Figure record extracts:
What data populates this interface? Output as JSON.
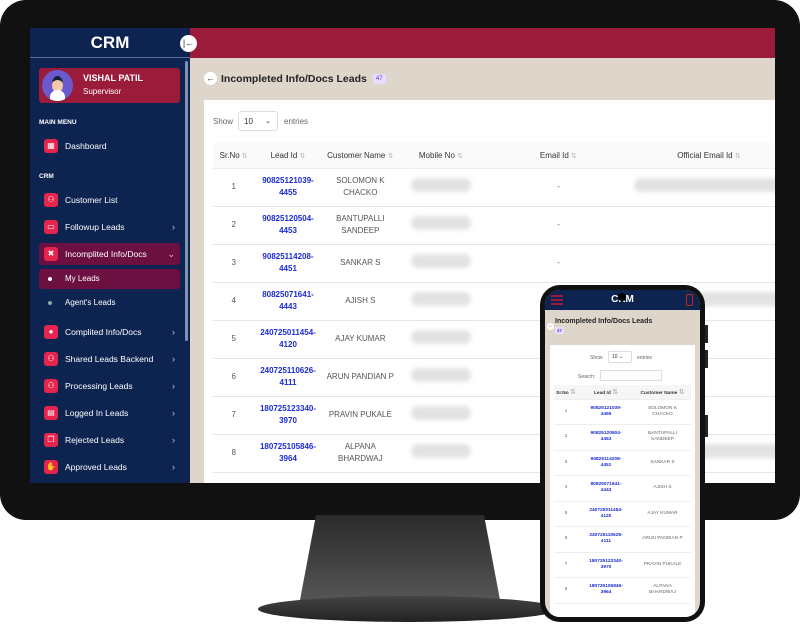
{
  "app": {
    "title": "CRM"
  },
  "user": {
    "name": "VISHAL PATIL",
    "role": "Supervisor"
  },
  "sidebar": {
    "main_menu_label": "MAIN MENU",
    "crm_label": "CRM",
    "items": [
      {
        "label": "Dashboard",
        "icon": "dashboard-icon",
        "chevron": false
      },
      {
        "label": "Customer List",
        "icon": "sitemap-icon",
        "chevron": false
      },
      {
        "label": "Followup Leads",
        "icon": "calendar-icon",
        "chevron": true
      },
      {
        "label": "Incomplited Info/Docs",
        "icon": "user-x-icon",
        "chevron": true,
        "expanded": true
      },
      {
        "label": "Complited Info/Docs",
        "icon": "badge-icon",
        "chevron": true
      },
      {
        "label": "Shared Leads Backend",
        "icon": "sitemap-icon",
        "chevron": true
      },
      {
        "label": "Processing Leads",
        "icon": "sitemap-icon",
        "chevron": true
      },
      {
        "label": "Logged In Leads",
        "icon": "id-card-icon",
        "chevron": true
      },
      {
        "label": "Rejected Leads",
        "icon": "copy-icon",
        "chevron": true
      },
      {
        "label": "Approved Leads",
        "icon": "hand-icon",
        "chevron": true
      }
    ],
    "subitems": [
      {
        "label": "My Leads",
        "active": true
      },
      {
        "label": "Agent's Leads",
        "active": false
      }
    ]
  },
  "page": {
    "title": "Incompleted Info/Docs Leads",
    "count": "47",
    "show_label": "Show",
    "entries_value": "10",
    "entries_label": "entries",
    "search_label": "Search:"
  },
  "table": {
    "columns": [
      "Sr.No",
      "Lead Id",
      "Customer Name",
      "Mobile No",
      "Email Id",
      "Official Email Id"
    ],
    "rows": [
      {
        "sr": "1",
        "lead_a": "90825121039-",
        "lead_b": "4455",
        "name_a": "SOLOMON K",
        "name_b": "CHACKO",
        "email": "-"
      },
      {
        "sr": "2",
        "lead_a": "90825120504-",
        "lead_b": "4453",
        "name_a": "BANTUPALLI",
        "name_b": "SANDEEP",
        "email": "-"
      },
      {
        "sr": "3",
        "lead_a": "90825114208-",
        "lead_b": "4451",
        "name_a": "SANKAR S",
        "name_b": "",
        "email": "-"
      },
      {
        "sr": "4",
        "lead_a": "80825071641-",
        "lead_b": "4443",
        "name_a": "AJISH S",
        "name_b": "",
        "email": ""
      },
      {
        "sr": "5",
        "lead_a": "240725011454-",
        "lead_b": "4120",
        "name_a": "AJAY KUMAR",
        "name_b": "",
        "email": ""
      },
      {
        "sr": "6",
        "lead_a": "240725110626-",
        "lead_b": "4111",
        "name_a": "ARUN PANDIAN P",
        "name_b": "",
        "email": ""
      },
      {
        "sr": "7",
        "lead_a": "180725123340-",
        "lead_b": "3970",
        "name_a": "PRAVIN PUKALE",
        "name_b": "",
        "email": ""
      },
      {
        "sr": "8",
        "lead_a": "180725105846-",
        "lead_b": "3964",
        "name_a": "ALPANA",
        "name_b": "BHARDWAJ",
        "email": ""
      }
    ]
  },
  "colors": {
    "sidebar": "#0d2350",
    "accent": "#9b1b3a",
    "icon": "#e5254e",
    "link": "#1a2bd6",
    "background": "#ded6cb"
  }
}
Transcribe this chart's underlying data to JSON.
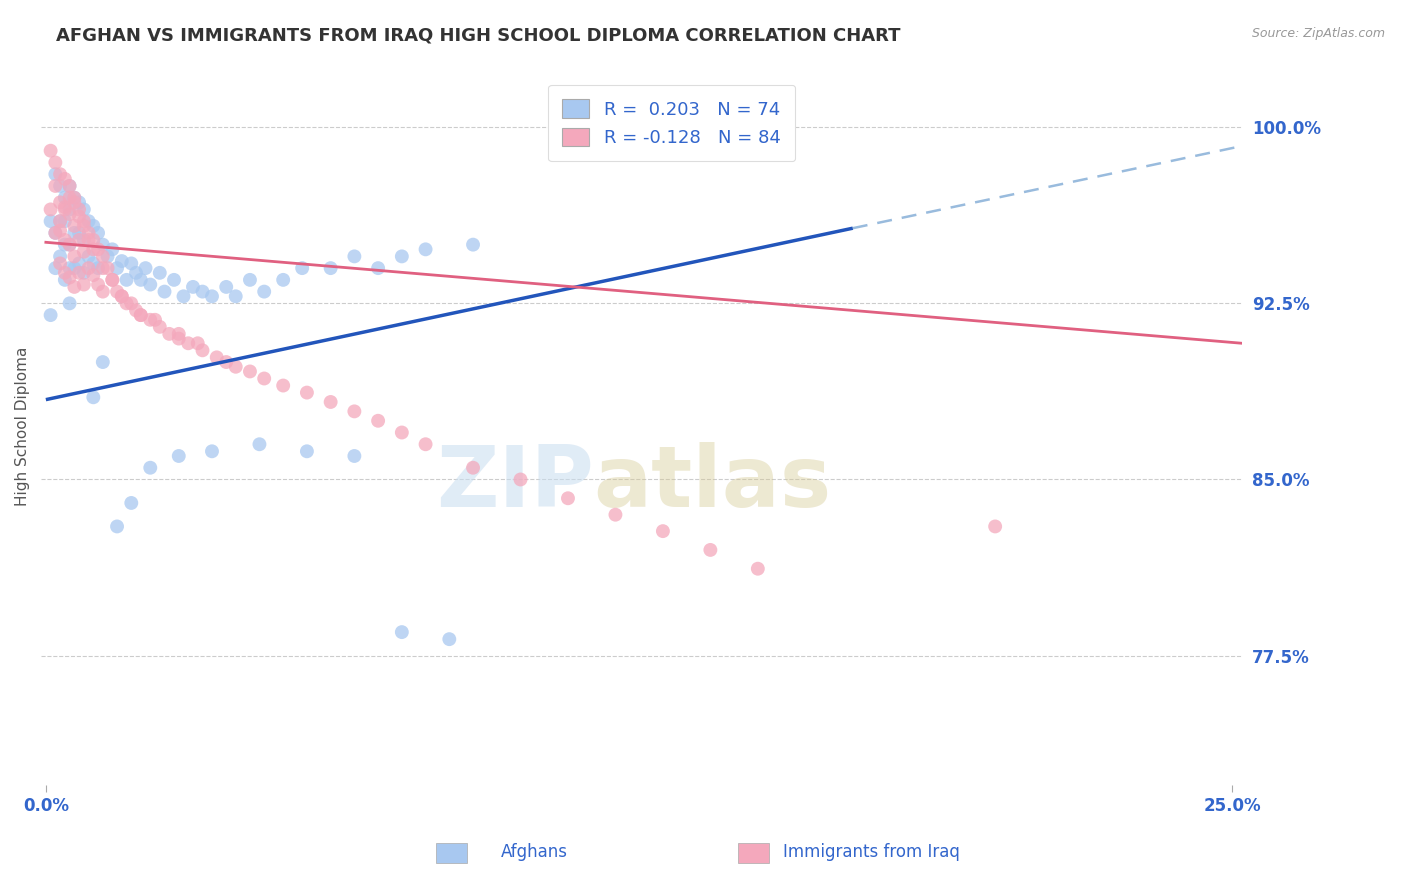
{
  "title": "AFGHAN VS IMMIGRANTS FROM IRAQ HIGH SCHOOL DIPLOMA CORRELATION CHART",
  "source": "Source: ZipAtlas.com",
  "xlabel_afghans": "Afghans",
  "xlabel_iraq": "Immigrants from Iraq",
  "ylabel": "High School Diploma",
  "xlim": [
    -0.001,
    0.252
  ],
  "ylim": [
    0.72,
    1.025
  ],
  "yticks": [
    0.775,
    0.85,
    0.925,
    1.0
  ],
  "ytick_labels": [
    "77.5%",
    "85.0%",
    "92.5%",
    "100.0%"
  ],
  "xticks": [
    0.0,
    0.25
  ],
  "xtick_labels": [
    "0.0%",
    "25.0%"
  ],
  "r_afghan": 0.203,
  "n_afghan": 74,
  "r_iraq": -0.128,
  "n_iraq": 84,
  "color_afghan": "#a8c8f0",
  "color_iraq": "#f4a8bc",
  "line_color_afghan": "#2255bb",
  "line_color_iraq": "#e06080",
  "dashed_line_color": "#99bbdd",
  "background_color": "#ffffff",
  "grid_color": "#cccccc",
  "tick_color": "#3366cc",
  "title_color": "#333333",
  "afghan_line_x0": 0.0,
  "afghan_line_y0": 0.884,
  "afghan_line_x1": 0.17,
  "afghan_line_y1": 0.957,
  "dashed_line_x0": 0.17,
  "dashed_line_y0": 0.957,
  "dashed_line_x1": 0.252,
  "dashed_line_y1": 0.992,
  "iraq_line_x0": 0.0,
  "iraq_line_y0": 0.951,
  "iraq_line_x1": 0.252,
  "iraq_line_y1": 0.908,
  "afghan_x": [
    0.001,
    0.001,
    0.002,
    0.002,
    0.002,
    0.003,
    0.003,
    0.003,
    0.004,
    0.004,
    0.004,
    0.004,
    0.005,
    0.005,
    0.005,
    0.005,
    0.005,
    0.006,
    0.006,
    0.006,
    0.007,
    0.007,
    0.007,
    0.008,
    0.008,
    0.008,
    0.009,
    0.009,
    0.01,
    0.01,
    0.011,
    0.011,
    0.012,
    0.013,
    0.014,
    0.015,
    0.016,
    0.017,
    0.018,
    0.019,
    0.02,
    0.021,
    0.022,
    0.024,
    0.025,
    0.027,
    0.029,
    0.031,
    0.033,
    0.035,
    0.038,
    0.04,
    0.043,
    0.046,
    0.05,
    0.054,
    0.06,
    0.065,
    0.07,
    0.075,
    0.08,
    0.09,
    0.01,
    0.012,
    0.015,
    0.018,
    0.022,
    0.028,
    0.035,
    0.045,
    0.055,
    0.065,
    0.075,
    0.085
  ],
  "afghan_y": [
    0.96,
    0.92,
    0.98,
    0.955,
    0.94,
    0.975,
    0.96,
    0.945,
    0.97,
    0.96,
    0.95,
    0.935,
    0.975,
    0.965,
    0.95,
    0.94,
    0.925,
    0.97,
    0.955,
    0.94,
    0.968,
    0.955,
    0.942,
    0.965,
    0.952,
    0.938,
    0.96,
    0.945,
    0.958,
    0.942,
    0.955,
    0.94,
    0.95,
    0.945,
    0.948,
    0.94,
    0.943,
    0.935,
    0.942,
    0.938,
    0.935,
    0.94,
    0.933,
    0.938,
    0.93,
    0.935,
    0.928,
    0.932,
    0.93,
    0.928,
    0.932,
    0.928,
    0.935,
    0.93,
    0.935,
    0.94,
    0.94,
    0.945,
    0.94,
    0.945,
    0.948,
    0.95,
    0.885,
    0.9,
    0.83,
    0.84,
    0.855,
    0.86,
    0.862,
    0.865,
    0.862,
    0.86,
    0.785,
    0.782
  ],
  "iraq_x": [
    0.001,
    0.001,
    0.002,
    0.002,
    0.002,
    0.003,
    0.003,
    0.003,
    0.003,
    0.004,
    0.004,
    0.004,
    0.004,
    0.005,
    0.005,
    0.005,
    0.005,
    0.006,
    0.006,
    0.006,
    0.006,
    0.007,
    0.007,
    0.007,
    0.008,
    0.008,
    0.008,
    0.009,
    0.009,
    0.01,
    0.01,
    0.011,
    0.011,
    0.012,
    0.012,
    0.013,
    0.014,
    0.015,
    0.016,
    0.017,
    0.018,
    0.019,
    0.02,
    0.022,
    0.024,
    0.026,
    0.028,
    0.03,
    0.033,
    0.036,
    0.038,
    0.04,
    0.043,
    0.046,
    0.05,
    0.055,
    0.06,
    0.065,
    0.07,
    0.075,
    0.08,
    0.09,
    0.1,
    0.11,
    0.12,
    0.13,
    0.14,
    0.15,
    0.003,
    0.004,
    0.005,
    0.006,
    0.007,
    0.008,
    0.009,
    0.01,
    0.012,
    0.014,
    0.016,
    0.02,
    0.023,
    0.028,
    0.032,
    0.2
  ],
  "iraq_y": [
    0.99,
    0.965,
    0.985,
    0.975,
    0.955,
    0.98,
    0.968,
    0.956,
    0.942,
    0.978,
    0.966,
    0.952,
    0.938,
    0.975,
    0.963,
    0.95,
    0.936,
    0.97,
    0.958,
    0.945,
    0.932,
    0.965,
    0.952,
    0.938,
    0.96,
    0.947,
    0.933,
    0.955,
    0.94,
    0.952,
    0.937,
    0.948,
    0.933,
    0.945,
    0.93,
    0.94,
    0.935,
    0.93,
    0.928,
    0.925,
    0.925,
    0.922,
    0.92,
    0.918,
    0.915,
    0.912,
    0.91,
    0.908,
    0.905,
    0.902,
    0.9,
    0.898,
    0.896,
    0.893,
    0.89,
    0.887,
    0.883,
    0.879,
    0.875,
    0.87,
    0.865,
    0.855,
    0.85,
    0.842,
    0.835,
    0.828,
    0.82,
    0.812,
    0.96,
    0.965,
    0.97,
    0.968,
    0.962,
    0.958,
    0.952,
    0.948,
    0.94,
    0.935,
    0.928,
    0.92,
    0.918,
    0.912,
    0.908,
    0.83
  ]
}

WHAT THE EXERCISE ASKS:
Each line holding "Info" must be found and copied.

OUTPUT OF THE TASK:
        "label": "Incomplited Info/Docs",
        "label": "Complited Info/Docs",
    "title": "Incompleted Info/Docs Leads",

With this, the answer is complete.